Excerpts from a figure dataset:

>> start

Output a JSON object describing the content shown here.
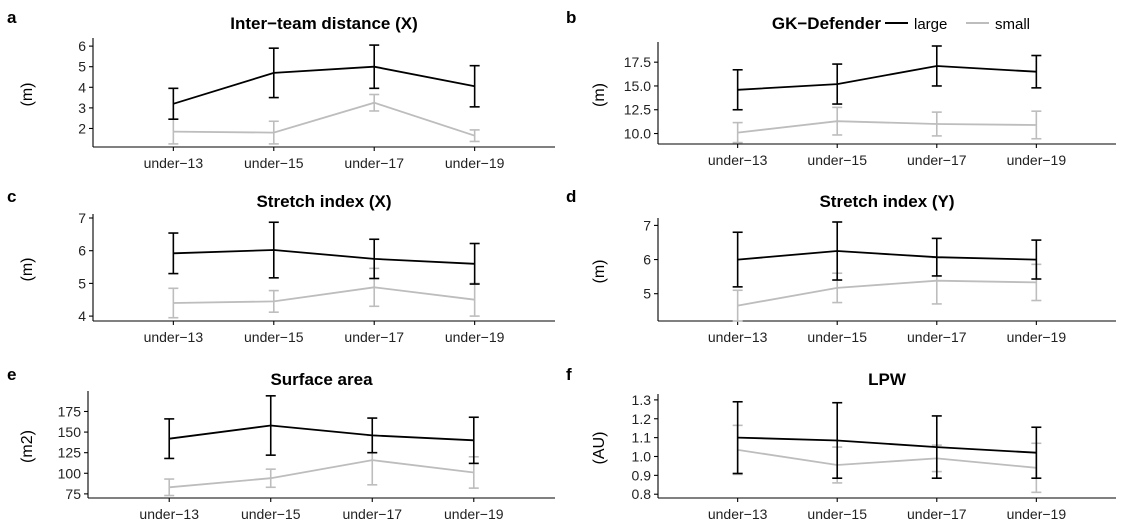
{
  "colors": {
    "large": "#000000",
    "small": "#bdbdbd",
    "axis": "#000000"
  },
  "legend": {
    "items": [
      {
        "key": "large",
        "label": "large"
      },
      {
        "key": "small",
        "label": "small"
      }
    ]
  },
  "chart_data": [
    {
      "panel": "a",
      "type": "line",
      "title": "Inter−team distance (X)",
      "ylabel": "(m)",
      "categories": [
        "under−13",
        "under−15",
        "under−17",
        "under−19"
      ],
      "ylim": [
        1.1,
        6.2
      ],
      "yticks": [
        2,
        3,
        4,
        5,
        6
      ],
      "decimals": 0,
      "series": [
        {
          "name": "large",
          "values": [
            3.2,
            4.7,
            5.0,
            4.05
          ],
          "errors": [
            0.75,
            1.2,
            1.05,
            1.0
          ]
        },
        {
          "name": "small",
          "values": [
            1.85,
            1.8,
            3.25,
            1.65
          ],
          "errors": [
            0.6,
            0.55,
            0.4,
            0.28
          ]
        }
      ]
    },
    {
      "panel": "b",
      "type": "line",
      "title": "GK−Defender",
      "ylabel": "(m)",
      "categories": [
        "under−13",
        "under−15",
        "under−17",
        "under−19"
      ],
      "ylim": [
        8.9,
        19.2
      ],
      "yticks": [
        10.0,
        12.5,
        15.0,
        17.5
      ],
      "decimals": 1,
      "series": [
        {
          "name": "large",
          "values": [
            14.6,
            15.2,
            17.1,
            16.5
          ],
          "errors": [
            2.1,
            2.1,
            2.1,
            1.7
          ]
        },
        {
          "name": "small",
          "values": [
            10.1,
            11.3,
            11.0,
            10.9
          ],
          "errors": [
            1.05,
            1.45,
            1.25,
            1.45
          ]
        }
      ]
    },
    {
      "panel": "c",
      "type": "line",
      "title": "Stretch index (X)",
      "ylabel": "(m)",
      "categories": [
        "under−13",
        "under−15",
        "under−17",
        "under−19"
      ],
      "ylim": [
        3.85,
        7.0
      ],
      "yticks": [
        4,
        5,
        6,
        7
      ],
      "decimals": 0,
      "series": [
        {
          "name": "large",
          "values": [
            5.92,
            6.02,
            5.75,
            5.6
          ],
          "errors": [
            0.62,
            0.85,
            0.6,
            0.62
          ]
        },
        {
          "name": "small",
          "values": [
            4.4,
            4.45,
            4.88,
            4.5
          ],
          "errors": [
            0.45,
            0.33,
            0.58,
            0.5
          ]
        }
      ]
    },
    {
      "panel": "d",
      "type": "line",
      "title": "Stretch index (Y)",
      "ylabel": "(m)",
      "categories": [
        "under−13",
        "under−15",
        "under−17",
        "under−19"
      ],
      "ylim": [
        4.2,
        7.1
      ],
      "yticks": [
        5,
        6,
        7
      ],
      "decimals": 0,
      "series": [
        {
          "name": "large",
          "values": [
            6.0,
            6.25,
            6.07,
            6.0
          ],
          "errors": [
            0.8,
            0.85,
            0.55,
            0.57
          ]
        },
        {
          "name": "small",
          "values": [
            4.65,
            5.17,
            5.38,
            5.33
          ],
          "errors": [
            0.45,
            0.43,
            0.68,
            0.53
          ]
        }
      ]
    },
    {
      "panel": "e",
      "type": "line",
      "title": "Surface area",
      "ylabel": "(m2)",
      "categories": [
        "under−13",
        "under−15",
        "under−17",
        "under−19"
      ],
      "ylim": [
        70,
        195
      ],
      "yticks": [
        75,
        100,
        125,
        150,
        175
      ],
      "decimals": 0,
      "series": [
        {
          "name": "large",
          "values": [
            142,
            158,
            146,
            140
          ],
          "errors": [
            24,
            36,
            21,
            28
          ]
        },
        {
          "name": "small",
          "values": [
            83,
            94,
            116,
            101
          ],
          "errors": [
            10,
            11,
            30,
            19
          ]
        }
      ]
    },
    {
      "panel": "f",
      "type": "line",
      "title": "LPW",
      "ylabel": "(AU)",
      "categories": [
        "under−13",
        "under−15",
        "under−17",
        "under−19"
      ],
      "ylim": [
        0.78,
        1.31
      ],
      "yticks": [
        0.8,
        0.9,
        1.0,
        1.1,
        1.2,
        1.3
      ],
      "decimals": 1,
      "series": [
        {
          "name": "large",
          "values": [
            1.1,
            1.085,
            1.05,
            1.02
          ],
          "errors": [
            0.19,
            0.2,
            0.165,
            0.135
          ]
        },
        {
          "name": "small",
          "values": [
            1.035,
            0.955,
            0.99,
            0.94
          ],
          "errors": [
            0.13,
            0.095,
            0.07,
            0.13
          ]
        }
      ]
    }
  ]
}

>> end
>> start

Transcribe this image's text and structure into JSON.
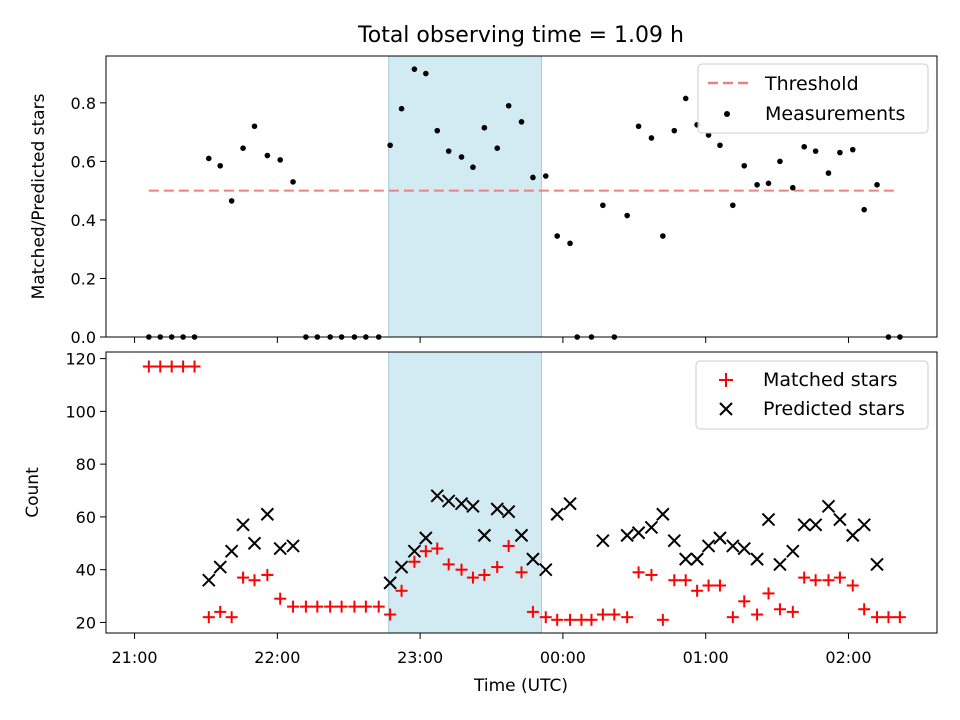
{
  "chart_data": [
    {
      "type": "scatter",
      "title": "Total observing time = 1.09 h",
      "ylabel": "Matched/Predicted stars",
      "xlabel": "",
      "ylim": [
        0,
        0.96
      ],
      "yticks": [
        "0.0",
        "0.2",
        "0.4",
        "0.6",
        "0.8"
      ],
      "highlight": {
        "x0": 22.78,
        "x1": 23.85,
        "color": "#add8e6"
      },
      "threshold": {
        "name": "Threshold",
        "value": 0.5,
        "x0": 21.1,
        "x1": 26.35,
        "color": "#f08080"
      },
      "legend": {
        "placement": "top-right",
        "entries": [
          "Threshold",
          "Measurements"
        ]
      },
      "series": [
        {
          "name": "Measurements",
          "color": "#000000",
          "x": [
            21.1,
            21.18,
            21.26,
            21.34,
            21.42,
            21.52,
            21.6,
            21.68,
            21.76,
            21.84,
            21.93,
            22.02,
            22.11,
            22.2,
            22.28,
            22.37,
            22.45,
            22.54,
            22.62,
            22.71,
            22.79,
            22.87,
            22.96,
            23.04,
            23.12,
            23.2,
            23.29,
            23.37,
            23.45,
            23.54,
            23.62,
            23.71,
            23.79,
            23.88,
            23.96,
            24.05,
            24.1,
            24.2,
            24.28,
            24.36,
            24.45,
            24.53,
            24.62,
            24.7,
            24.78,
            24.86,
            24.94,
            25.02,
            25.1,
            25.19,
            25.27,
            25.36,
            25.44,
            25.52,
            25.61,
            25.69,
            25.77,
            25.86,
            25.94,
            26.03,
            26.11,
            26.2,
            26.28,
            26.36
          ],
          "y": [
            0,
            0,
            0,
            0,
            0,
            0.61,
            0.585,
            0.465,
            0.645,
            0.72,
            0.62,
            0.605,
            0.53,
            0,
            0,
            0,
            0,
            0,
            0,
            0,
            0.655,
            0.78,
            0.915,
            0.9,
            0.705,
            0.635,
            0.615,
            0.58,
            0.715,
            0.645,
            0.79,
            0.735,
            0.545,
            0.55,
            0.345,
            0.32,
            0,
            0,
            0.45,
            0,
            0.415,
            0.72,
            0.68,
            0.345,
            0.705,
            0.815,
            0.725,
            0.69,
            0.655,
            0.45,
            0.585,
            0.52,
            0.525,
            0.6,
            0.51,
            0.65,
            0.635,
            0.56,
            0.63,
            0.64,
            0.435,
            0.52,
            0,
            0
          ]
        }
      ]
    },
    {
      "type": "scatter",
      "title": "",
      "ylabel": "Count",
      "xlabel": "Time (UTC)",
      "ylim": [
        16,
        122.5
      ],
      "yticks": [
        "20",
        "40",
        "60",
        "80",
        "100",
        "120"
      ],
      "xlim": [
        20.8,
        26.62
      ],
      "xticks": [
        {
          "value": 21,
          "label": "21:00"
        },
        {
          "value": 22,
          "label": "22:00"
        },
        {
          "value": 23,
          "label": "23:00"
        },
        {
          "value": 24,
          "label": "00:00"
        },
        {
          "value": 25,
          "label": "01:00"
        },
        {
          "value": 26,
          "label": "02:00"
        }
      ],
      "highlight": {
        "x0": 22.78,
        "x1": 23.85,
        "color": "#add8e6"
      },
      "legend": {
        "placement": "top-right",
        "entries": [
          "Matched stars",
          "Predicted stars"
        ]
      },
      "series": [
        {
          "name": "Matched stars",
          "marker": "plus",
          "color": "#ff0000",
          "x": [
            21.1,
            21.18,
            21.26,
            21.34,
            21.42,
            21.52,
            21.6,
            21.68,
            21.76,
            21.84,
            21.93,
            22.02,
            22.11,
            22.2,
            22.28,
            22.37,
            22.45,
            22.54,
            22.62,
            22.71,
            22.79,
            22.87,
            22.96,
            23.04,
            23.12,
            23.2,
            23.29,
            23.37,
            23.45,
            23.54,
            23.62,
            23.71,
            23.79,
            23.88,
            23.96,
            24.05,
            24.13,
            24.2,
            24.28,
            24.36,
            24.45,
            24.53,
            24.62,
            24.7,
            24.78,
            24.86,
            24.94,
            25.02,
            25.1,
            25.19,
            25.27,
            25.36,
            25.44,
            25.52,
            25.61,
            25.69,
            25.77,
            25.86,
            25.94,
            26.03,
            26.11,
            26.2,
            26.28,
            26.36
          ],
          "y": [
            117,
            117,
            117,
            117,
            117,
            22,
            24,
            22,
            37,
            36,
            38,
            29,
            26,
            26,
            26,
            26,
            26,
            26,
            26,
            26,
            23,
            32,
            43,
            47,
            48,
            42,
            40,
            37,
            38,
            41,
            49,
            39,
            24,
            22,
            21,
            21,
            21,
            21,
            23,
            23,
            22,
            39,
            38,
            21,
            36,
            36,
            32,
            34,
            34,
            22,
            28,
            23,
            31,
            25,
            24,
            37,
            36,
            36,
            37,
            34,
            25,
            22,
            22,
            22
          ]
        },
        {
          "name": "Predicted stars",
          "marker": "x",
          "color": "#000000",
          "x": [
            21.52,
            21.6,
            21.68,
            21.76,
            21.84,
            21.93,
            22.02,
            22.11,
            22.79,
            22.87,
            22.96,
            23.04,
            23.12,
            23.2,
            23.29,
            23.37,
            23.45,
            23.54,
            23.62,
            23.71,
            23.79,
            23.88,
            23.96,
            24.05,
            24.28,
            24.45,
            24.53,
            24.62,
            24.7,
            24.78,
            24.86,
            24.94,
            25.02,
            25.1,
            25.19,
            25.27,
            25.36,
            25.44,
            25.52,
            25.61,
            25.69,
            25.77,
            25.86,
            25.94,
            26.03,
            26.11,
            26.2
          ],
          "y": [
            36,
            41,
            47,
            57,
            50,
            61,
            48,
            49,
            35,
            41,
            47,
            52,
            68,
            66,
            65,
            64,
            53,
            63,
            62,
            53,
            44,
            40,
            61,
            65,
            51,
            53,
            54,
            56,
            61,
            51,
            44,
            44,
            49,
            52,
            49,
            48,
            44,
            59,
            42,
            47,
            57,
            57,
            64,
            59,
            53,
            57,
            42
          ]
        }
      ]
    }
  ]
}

>> end
>> start

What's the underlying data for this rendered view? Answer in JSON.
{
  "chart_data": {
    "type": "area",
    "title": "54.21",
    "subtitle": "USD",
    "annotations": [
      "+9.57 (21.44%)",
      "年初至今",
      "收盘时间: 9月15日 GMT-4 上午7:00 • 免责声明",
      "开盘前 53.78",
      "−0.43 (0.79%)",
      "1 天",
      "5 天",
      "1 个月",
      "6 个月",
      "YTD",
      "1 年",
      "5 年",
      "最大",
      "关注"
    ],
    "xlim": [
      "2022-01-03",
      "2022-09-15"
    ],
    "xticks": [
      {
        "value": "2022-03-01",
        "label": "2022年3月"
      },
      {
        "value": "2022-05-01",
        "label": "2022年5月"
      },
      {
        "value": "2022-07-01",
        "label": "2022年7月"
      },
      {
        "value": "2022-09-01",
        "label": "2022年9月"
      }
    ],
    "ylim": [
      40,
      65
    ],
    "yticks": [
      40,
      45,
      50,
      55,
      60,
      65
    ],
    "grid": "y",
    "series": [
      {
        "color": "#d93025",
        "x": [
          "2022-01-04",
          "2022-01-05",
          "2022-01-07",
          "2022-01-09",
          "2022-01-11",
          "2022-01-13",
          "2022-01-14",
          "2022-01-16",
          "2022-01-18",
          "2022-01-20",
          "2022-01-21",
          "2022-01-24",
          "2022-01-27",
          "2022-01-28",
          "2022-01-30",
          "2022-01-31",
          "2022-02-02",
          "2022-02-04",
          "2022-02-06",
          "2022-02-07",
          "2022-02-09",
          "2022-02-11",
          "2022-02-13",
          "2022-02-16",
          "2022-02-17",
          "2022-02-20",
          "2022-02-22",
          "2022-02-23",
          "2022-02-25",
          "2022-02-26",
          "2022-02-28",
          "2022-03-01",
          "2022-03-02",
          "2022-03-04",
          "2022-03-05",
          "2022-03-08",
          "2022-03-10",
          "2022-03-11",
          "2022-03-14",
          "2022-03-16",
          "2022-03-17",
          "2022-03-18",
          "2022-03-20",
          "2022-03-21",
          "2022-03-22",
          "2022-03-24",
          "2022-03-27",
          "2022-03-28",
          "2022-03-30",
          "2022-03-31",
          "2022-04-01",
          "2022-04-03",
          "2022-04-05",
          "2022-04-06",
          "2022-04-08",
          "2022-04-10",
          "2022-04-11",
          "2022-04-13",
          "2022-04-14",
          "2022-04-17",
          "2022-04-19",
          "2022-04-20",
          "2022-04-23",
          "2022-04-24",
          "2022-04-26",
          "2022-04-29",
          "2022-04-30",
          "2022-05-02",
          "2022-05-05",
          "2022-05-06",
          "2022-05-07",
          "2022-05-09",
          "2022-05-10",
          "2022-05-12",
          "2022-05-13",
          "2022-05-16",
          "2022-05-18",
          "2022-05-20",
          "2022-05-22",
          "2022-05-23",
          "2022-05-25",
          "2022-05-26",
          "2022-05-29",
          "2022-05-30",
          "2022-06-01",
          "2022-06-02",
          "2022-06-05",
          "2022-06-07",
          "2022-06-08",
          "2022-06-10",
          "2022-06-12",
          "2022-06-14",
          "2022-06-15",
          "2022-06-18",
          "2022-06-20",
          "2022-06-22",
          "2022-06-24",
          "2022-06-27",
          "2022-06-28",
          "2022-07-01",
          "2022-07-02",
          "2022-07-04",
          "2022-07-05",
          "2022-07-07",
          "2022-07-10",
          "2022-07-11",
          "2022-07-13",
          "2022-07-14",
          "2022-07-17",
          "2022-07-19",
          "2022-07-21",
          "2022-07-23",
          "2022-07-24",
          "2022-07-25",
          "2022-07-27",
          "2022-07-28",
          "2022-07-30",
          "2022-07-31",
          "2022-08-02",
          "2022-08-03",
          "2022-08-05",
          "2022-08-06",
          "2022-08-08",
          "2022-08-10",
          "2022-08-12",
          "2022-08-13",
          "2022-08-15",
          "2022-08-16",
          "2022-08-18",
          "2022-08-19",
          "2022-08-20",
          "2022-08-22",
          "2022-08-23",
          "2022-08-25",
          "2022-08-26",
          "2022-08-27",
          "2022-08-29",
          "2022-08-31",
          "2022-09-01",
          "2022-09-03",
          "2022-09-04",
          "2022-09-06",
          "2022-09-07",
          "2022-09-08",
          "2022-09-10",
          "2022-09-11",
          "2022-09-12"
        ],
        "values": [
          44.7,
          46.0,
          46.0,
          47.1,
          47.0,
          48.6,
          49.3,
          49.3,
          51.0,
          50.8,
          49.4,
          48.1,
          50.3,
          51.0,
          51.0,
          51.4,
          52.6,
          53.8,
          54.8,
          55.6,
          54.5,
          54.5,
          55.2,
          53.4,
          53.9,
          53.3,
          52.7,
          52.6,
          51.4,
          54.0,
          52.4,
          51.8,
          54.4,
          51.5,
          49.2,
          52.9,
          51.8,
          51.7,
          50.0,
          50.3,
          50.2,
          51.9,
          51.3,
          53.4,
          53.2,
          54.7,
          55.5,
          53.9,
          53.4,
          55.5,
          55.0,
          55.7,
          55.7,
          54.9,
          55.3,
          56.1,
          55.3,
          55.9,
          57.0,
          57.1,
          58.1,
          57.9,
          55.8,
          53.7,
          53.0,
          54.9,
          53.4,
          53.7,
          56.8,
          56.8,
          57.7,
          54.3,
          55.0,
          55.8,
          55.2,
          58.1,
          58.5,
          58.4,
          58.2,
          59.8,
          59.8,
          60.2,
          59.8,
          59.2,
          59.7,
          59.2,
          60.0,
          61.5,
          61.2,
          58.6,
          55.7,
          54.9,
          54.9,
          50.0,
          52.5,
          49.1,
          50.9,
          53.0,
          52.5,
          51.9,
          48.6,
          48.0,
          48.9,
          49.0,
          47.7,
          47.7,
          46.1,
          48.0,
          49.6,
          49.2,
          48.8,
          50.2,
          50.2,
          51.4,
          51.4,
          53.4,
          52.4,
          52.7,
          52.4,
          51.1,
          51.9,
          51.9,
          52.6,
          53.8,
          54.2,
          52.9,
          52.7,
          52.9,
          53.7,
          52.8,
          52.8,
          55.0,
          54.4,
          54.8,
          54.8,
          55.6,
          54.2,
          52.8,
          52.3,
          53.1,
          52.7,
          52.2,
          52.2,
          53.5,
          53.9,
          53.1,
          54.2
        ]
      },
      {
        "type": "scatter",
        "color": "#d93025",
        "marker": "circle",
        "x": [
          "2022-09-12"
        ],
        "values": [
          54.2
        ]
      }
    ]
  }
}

>> end

Copy each line of the data above that holds "Stretch".

      "title": "Stretch index (X)",
      "title": "Stretch index (Y)",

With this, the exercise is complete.